- WRITTEN TASK
Print the entries below word for word; the pictures stay out of your copy.
— Start —
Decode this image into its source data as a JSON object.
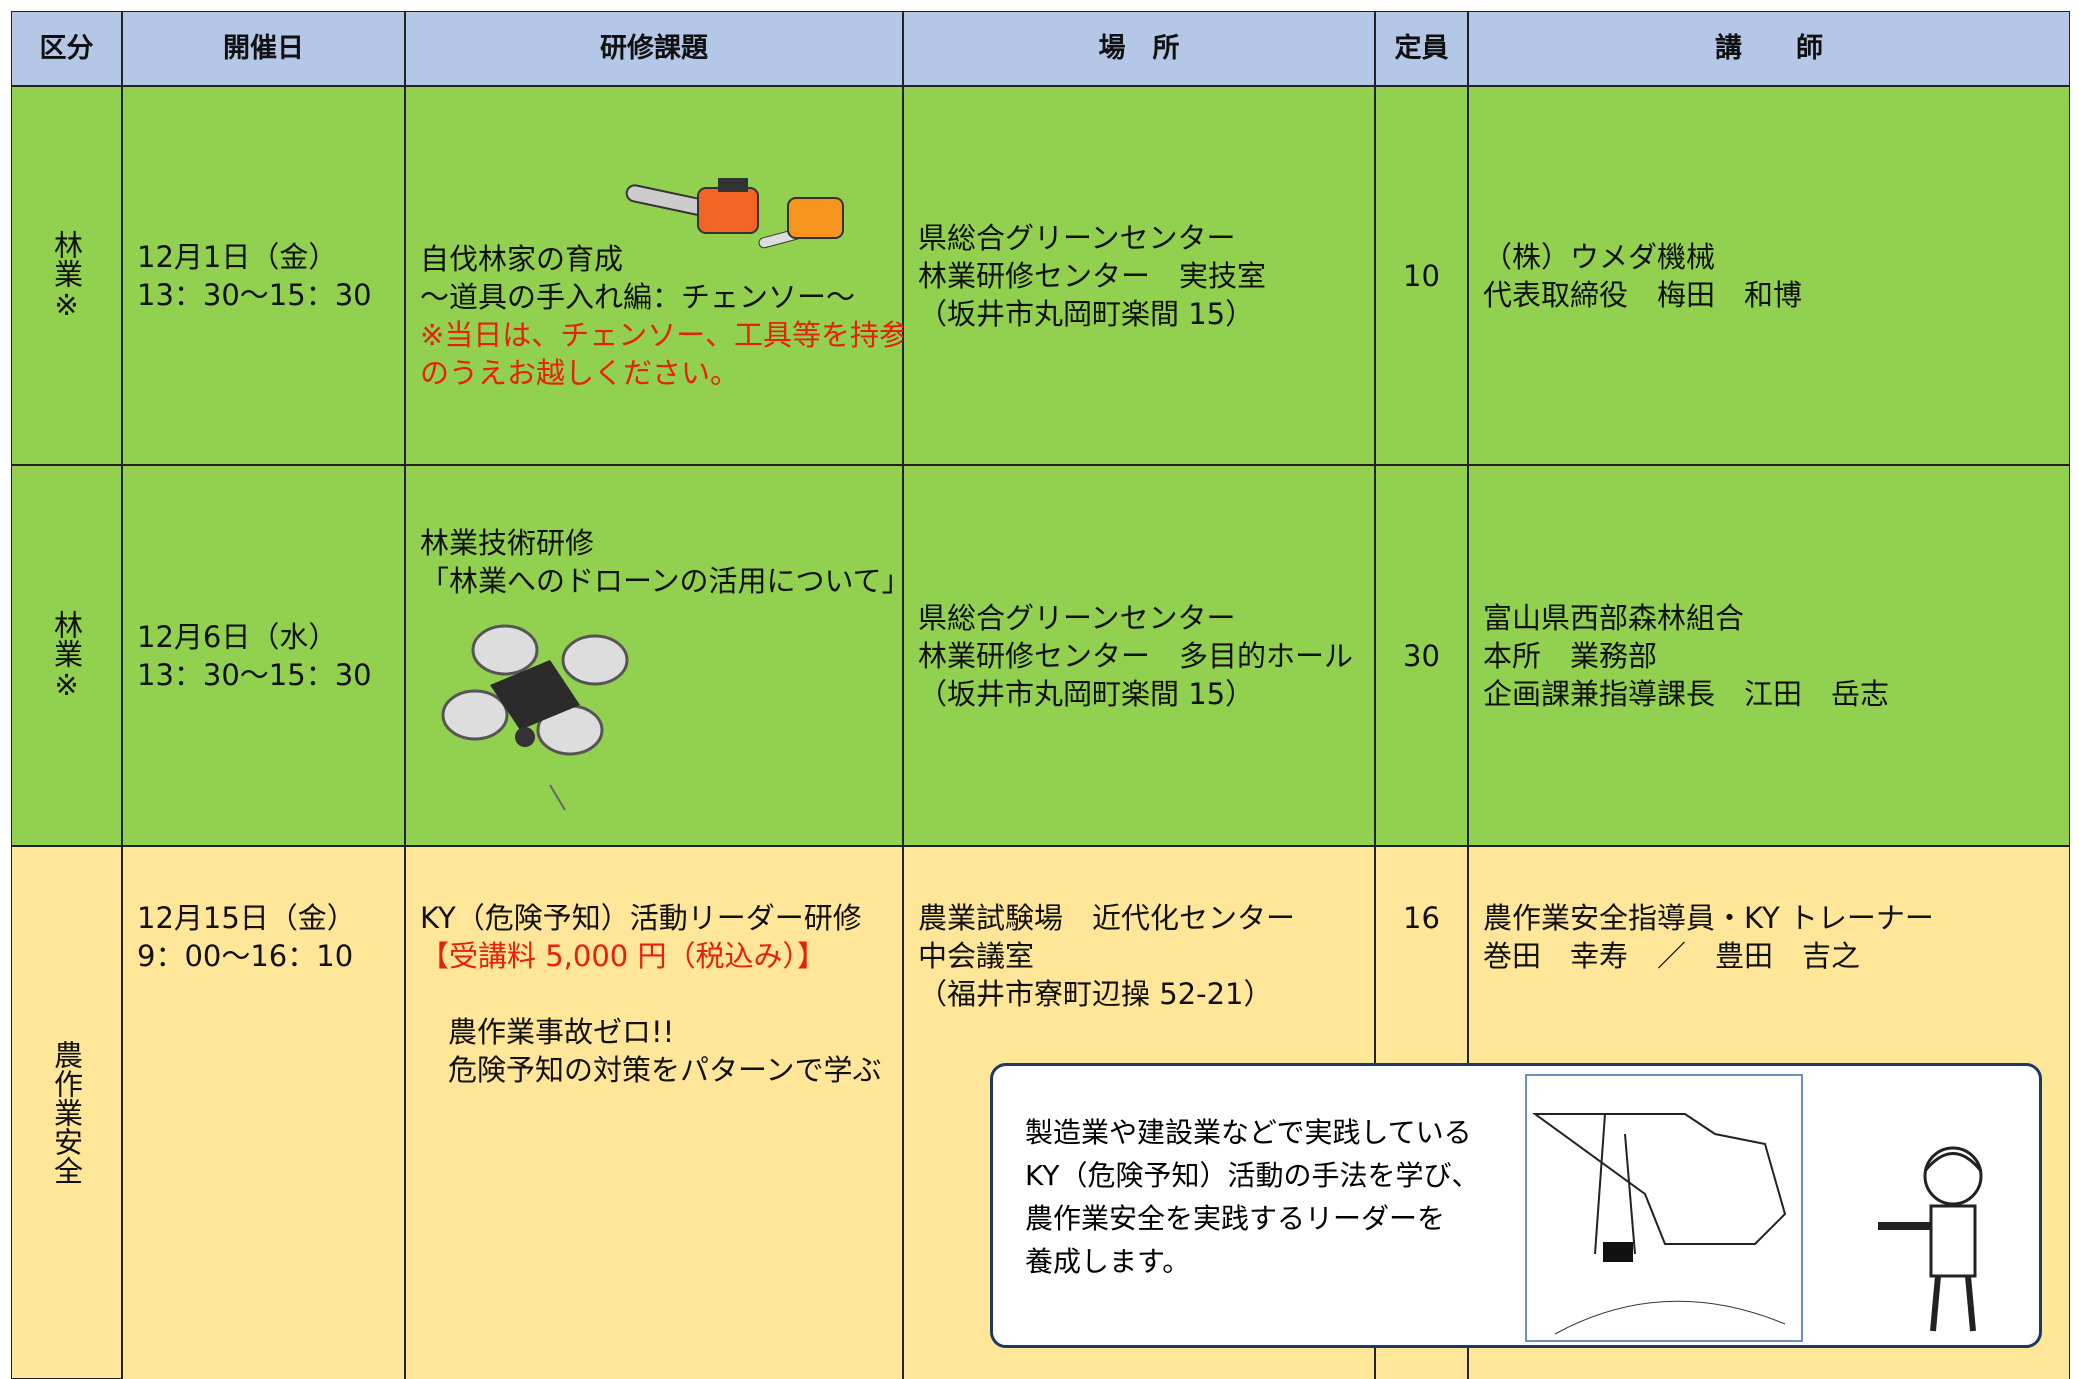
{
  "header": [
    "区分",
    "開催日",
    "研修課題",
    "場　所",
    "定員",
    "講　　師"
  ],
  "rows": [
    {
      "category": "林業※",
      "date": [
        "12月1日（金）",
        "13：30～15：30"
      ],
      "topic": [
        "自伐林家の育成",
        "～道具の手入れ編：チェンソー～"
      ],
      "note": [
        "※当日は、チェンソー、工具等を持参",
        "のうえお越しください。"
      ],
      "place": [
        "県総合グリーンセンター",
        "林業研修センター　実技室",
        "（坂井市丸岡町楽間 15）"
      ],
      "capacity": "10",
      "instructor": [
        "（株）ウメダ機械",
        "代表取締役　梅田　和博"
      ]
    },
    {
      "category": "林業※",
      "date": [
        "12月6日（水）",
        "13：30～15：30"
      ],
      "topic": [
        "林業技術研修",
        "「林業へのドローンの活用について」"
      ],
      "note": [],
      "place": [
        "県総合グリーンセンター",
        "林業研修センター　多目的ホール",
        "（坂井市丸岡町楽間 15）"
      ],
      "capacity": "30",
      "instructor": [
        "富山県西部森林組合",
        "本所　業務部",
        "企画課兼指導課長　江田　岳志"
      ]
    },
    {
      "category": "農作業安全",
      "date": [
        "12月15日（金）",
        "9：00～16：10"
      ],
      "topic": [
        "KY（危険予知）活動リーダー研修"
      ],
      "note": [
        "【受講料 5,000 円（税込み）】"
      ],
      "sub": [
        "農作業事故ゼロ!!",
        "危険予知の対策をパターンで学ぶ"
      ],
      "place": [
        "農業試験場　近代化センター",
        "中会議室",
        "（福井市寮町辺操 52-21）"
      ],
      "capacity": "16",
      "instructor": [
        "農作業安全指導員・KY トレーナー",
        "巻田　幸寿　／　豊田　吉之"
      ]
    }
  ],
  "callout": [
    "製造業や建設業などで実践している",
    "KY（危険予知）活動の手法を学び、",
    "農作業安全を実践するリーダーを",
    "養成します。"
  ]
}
— End —
- SOLUTION FOR THIS TASK
Decode this image into its source data as a JSON object.
{
  "header": [
    "区分",
    "開催日",
    "研修課題",
    "場　所",
    "定員",
    "講　　師"
  ],
  "rows": [
    {
      "category": "林業※",
      "date": [
        "12月1日（金）",
        "13：30～15：30"
      ],
      "topic": [
        "自伐林家の育成",
        "～道具の手入れ編：チェンソー～"
      ],
      "note": [
        "※当日は、チェンソー、工具等を持参",
        "のうえお越しください。"
      ],
      "place": [
        "県総合グリーンセンター",
        "林業研修センター　実技室",
        "（坂井市丸岡町楽間 15）"
      ],
      "capacity": "10",
      "instructor": [
        "（株）ウメダ機械",
        "代表取締役　梅田　和博"
      ]
    },
    {
      "category": "林業※",
      "date": [
        "12月6日（水）",
        "13：30～15：30"
      ],
      "topic": [
        "林業技術研修",
        "「林業へのドローンの活用について」"
      ],
      "note": [],
      "place": [
        "県総合グリーンセンター",
        "林業研修センター　多目的ホール",
        "（坂井市丸岡町楽間 15）"
      ],
      "capacity": "30",
      "instructor": [
        "富山県西部森林組合",
        "本所　業務部",
        "企画課兼指導課長　江田　岳志"
      ]
    },
    {
      "category": "農作業安全",
      "date": [
        "12月15日（金）",
        "9：00～16：10"
      ],
      "topic": [
        "KY（危険予知）活動リーダー研修"
      ],
      "note": [
        "【受講料 5,000 円（税込み）】"
      ],
      "sub": [
        "農作業事故ゼロ!!",
        "危険予知の対策をパターンで学ぶ"
      ],
      "place": [
        "農業試験場　近代化センター",
        "中会議室",
        "（福井市寮町辺操 52-21）"
      ],
      "capacity": "16",
      "instructor": [
        "農作業安全指導員・KY トレーナー",
        "巻田　幸寿　／　豊田　吉之"
      ]
    }
  ],
  "callout": [
    "製造業や建設業などで実践している",
    "KY（危険予知）活動の手法を学び、",
    "農作業安全を実践するリーダーを",
    "養成します。"
  ]
}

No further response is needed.